Document text Start Marker

Towards Event-Based Serverless OCPP Backend System: Part I — Motivation and Architecture Options

9 min readJul 26, 2021

Recently I’ve been developing a Python ocpp-asgi -library that enables implementing event-based, serverless support for Open Charge Point Protocol (OCPP). In this blog post I describe the motivation and architecture options that inspired me to start this work to overcome the limitations set by existing and nice ocpp -library. Before even starting laborous (but fun) task of developing a new open source library, it’s important to understand what benefits the library will unlock e.g. regarding the available architecture options.

Baseline system

OCPP protocol is about transferring specified JSON messages between client (Charging Station) and server (Central System) over WebSocket connection. Architecture for a baseline OCPP system would look like this:

Pros:

System architecture looks really straightforward.

Cons:

This is not a real architecture nor even able to completely support OCPP specification’s requirements.

User interactions

OCPP system where only Charging Stations and Central System can communicate with each other wouldn’t be very useful. Users need to be able to interact with Charging Stations e.g. to remotely start and stop a charging session. To facilitate this, we must add an interface that users can communicate and which in turn will communicate with specific Charging Station. Let’s say this interface is a REST API (there are of course other options as well) and it’s somehow coupled with Central System. This is still not a real architecture that can be implemented but a sort of concept view. Now our OCPP system architecture looks as follows:

Pros:

System architecture doesn’t still have that much complexity.

Cons:

This is still not a real architecture as we haven’t considered real services for implementation.

AWS Services

Let’s proceed forward and start drafting more concrete architecture i.e. what AWS services could be utilized to ensure security, availability and scalability as well as cost efficiency. We must also consider what kind of software components we need/can develop. As a Serverless and Python fans we know that it’s simple to run REST API within AWS Lambda using ASGI compatible FastAPI framework. Unfortunately, ocpp-library available for Python requires direct handle to WebSocket instance so we can’t run that as Serverless. AWS has number of services that support WebSockets e.g. API Gateway for WebSockets and Elastic Application Load Balancer so we must analyze their feature set and pick the one that is suitable for our architecture.

Document text End Marker
Data for review Start Marker

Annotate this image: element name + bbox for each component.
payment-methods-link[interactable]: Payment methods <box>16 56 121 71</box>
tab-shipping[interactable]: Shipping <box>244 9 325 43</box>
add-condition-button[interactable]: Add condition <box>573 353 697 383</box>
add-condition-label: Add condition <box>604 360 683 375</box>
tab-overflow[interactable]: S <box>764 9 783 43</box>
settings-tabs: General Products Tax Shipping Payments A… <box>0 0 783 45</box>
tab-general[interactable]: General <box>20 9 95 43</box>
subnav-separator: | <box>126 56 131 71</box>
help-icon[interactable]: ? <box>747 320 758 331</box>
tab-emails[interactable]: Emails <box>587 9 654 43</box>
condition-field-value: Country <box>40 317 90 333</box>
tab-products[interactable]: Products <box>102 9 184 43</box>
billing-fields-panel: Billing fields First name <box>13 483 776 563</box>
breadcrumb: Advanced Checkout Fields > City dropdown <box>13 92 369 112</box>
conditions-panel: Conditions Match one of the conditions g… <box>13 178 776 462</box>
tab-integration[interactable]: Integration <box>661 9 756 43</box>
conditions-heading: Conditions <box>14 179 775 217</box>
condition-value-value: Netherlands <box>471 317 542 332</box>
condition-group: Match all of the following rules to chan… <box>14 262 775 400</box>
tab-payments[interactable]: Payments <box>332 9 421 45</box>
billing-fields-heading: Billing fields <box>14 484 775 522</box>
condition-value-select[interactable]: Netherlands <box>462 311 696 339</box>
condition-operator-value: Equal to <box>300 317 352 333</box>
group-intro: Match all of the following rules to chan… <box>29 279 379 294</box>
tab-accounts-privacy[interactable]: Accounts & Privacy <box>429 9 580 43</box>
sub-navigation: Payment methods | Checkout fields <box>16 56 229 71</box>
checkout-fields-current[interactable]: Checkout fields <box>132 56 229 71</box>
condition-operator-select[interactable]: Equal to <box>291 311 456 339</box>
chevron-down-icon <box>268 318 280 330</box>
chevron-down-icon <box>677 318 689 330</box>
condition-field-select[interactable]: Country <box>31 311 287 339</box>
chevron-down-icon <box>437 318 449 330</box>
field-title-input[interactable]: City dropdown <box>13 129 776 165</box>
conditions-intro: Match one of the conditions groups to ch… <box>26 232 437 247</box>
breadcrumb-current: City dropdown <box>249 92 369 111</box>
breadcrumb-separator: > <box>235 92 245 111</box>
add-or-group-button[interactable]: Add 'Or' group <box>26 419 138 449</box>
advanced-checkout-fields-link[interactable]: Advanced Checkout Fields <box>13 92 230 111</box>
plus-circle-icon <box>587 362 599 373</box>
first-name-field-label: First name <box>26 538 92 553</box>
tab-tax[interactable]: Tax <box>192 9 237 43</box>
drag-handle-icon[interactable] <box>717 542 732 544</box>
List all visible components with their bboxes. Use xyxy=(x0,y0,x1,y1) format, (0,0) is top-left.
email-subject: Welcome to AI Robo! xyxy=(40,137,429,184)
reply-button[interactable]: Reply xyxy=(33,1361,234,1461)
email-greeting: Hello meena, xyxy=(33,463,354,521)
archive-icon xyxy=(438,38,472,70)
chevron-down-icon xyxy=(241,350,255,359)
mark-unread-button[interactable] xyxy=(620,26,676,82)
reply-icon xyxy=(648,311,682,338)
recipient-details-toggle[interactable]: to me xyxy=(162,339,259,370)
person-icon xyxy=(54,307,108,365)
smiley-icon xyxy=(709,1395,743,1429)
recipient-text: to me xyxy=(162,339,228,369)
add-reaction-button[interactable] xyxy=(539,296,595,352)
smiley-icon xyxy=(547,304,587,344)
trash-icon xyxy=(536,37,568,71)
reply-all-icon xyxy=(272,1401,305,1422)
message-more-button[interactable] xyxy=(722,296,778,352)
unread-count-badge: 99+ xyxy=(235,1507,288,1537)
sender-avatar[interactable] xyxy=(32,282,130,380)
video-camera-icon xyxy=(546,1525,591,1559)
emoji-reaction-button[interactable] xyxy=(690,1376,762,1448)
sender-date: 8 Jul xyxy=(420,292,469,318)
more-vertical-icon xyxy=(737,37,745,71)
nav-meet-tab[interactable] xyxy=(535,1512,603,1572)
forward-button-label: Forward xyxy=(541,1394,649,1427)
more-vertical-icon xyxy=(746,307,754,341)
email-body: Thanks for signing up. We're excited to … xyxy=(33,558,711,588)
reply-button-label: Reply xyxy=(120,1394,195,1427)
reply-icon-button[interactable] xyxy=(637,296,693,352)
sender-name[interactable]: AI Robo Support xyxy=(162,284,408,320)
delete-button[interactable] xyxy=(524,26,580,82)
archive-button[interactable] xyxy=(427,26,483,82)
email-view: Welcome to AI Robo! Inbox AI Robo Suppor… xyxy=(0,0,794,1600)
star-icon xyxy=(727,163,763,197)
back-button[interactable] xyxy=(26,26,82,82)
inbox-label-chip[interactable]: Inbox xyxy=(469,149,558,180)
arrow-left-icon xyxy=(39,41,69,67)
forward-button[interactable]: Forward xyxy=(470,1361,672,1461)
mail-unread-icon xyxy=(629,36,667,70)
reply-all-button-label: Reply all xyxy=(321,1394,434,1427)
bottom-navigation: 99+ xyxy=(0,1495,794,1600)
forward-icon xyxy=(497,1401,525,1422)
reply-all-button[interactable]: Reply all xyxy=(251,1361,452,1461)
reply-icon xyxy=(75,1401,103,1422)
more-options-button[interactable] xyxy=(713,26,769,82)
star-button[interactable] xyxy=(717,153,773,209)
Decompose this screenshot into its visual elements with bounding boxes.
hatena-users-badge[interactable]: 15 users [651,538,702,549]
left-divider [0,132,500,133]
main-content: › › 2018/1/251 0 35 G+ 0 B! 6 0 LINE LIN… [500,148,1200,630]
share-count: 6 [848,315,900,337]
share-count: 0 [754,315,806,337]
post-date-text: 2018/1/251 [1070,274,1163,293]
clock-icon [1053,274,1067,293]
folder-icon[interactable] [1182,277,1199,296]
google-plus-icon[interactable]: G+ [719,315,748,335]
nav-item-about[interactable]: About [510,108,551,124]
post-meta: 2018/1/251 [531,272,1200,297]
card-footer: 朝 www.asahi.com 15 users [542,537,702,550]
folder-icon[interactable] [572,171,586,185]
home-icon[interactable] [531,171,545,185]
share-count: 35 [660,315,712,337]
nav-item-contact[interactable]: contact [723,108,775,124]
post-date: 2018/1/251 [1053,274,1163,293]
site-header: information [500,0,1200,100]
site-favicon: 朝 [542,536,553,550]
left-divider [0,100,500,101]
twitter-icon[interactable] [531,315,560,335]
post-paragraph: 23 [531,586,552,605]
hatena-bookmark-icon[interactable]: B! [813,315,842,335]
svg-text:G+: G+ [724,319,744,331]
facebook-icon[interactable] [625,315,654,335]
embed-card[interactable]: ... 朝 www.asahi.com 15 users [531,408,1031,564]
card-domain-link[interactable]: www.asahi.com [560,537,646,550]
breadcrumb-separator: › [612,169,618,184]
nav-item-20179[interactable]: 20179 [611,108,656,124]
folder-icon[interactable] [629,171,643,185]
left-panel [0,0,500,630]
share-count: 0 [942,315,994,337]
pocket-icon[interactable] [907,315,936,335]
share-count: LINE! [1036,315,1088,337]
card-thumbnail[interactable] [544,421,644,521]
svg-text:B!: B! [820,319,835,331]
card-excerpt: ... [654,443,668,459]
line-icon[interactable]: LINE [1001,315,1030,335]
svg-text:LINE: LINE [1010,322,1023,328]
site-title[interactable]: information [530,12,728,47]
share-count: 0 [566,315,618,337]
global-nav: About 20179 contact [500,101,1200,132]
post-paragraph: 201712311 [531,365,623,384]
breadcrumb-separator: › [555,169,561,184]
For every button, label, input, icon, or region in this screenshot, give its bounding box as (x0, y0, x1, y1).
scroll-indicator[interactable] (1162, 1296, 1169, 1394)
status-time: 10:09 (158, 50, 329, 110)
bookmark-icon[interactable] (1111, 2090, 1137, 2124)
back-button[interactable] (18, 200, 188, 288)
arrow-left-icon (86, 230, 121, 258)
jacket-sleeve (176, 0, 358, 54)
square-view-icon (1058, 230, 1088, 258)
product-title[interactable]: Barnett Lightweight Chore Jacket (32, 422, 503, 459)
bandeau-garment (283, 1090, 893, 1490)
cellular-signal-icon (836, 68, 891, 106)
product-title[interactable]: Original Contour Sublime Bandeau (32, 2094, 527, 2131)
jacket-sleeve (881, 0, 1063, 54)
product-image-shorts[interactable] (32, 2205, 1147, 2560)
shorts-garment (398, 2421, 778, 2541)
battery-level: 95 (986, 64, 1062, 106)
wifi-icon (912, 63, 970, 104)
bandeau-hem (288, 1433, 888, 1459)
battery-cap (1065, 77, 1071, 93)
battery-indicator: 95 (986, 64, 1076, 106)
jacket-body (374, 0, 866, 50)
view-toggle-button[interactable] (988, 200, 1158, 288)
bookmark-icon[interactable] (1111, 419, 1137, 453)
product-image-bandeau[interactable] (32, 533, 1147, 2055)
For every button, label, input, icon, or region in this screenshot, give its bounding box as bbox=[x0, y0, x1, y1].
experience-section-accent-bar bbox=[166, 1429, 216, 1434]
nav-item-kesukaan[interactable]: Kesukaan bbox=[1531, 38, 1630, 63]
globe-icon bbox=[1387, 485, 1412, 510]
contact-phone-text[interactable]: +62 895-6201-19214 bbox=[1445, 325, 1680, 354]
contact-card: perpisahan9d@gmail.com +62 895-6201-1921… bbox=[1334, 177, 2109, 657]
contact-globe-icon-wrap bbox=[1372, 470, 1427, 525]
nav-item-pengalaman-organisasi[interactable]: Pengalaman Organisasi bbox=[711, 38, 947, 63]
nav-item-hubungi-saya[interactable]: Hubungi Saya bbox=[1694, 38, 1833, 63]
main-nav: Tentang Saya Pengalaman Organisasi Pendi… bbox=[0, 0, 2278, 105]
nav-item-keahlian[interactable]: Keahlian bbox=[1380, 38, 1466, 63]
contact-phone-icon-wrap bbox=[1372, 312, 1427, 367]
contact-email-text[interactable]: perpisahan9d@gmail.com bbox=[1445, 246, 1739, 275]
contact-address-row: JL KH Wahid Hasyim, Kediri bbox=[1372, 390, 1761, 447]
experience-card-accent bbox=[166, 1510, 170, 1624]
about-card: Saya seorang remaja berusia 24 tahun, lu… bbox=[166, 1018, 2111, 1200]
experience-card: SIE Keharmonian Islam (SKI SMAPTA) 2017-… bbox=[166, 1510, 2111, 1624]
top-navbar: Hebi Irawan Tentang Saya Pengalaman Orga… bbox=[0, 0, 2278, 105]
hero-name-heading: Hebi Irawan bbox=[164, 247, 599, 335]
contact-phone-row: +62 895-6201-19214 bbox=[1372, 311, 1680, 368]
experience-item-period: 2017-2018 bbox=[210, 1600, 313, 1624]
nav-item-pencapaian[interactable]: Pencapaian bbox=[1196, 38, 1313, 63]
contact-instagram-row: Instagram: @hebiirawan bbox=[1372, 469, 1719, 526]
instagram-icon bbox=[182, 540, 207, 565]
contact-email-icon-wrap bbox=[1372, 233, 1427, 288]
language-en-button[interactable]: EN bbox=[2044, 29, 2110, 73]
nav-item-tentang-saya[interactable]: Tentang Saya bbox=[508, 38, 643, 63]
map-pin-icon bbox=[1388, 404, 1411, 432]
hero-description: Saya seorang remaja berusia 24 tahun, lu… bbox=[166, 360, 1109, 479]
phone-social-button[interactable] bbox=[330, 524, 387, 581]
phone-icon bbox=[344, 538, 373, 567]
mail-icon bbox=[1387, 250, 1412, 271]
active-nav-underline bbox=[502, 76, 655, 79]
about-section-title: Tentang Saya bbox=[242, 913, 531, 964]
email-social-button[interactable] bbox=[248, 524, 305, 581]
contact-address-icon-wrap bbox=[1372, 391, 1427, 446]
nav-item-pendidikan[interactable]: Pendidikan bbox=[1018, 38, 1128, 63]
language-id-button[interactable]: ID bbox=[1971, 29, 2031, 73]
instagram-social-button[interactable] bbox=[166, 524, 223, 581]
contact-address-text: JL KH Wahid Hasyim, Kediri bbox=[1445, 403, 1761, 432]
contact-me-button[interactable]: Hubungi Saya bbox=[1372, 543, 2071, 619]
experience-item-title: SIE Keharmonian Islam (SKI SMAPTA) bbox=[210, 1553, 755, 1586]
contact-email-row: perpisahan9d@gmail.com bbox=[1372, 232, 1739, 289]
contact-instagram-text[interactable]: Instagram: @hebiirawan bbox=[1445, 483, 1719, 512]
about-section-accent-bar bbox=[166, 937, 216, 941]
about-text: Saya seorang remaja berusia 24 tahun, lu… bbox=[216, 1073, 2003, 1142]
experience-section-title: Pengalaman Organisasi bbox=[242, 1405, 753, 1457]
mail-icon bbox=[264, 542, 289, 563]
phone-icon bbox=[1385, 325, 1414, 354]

Data for review End Marker

To do => Continue the blog post on the serverless OCPP backend from where it stops.

Answer to this problem =>
There are few requirements coming from OCPP specification as well as set by the existing ocpp-library that we must take into account. We require support for:

WebSocket protocol
Direct handle for WebSocket connection handle (i.e. connect/disconnect event’s and “send” and “recv” handles. This requirement comes from the ocpp-library.
Mutual TLS authentication with client certificate inspection.
TLS with server certificate with client basic authentication.
Path parameter style unique WebSocket endpoint URLs for each Charging Station’s connection (e.g. wss://<baseurl>/<charging-station-unique-id>).

The following table shows the breakdown how well requirements are met:

Here are more details:

Acts as a proxy and reverse API for WebSocket connections thus allows integrating services (e.g. AWS Lambda) that will process incoming messages in an event-based manner as an invocation payload. Integration response is then delivered back to client. This is what API Gateway for WebSockets is supposed to do but unfortunately due existing ocpp-library this doesn’t meet our requirements.
API Gateway REST APIs support Mutual TLS. In that case client’s certificate may be inspected after initial authentication further in Lambda authorizer. API Gateway for WebSockets doesn’t yet support this.
Supports TLS termination and has capability to add custom authorization using Lambda. But unknown whether this works together with mutual TLS.
At the time there wasn’t support for path parameter style unique endpoint URLs.
ALB support for WebSockets means that it’s possible to connect with ws/wss and route traffic to specific target groups with stickiness enabled. So basically this means that one still needs to implement websocket server itself and ALB can be used for load balancing.
Supports TLS termination. Client certificate will be stripped off during TLS termination.
Supports TLS termination. Supports client authentication with few ways (e.g. OIDC compliant IdP or Cognito user pool through social IdPs or corporate identities). As we’re not authentication users here, this approach didn’t exactly fit, although might be doable.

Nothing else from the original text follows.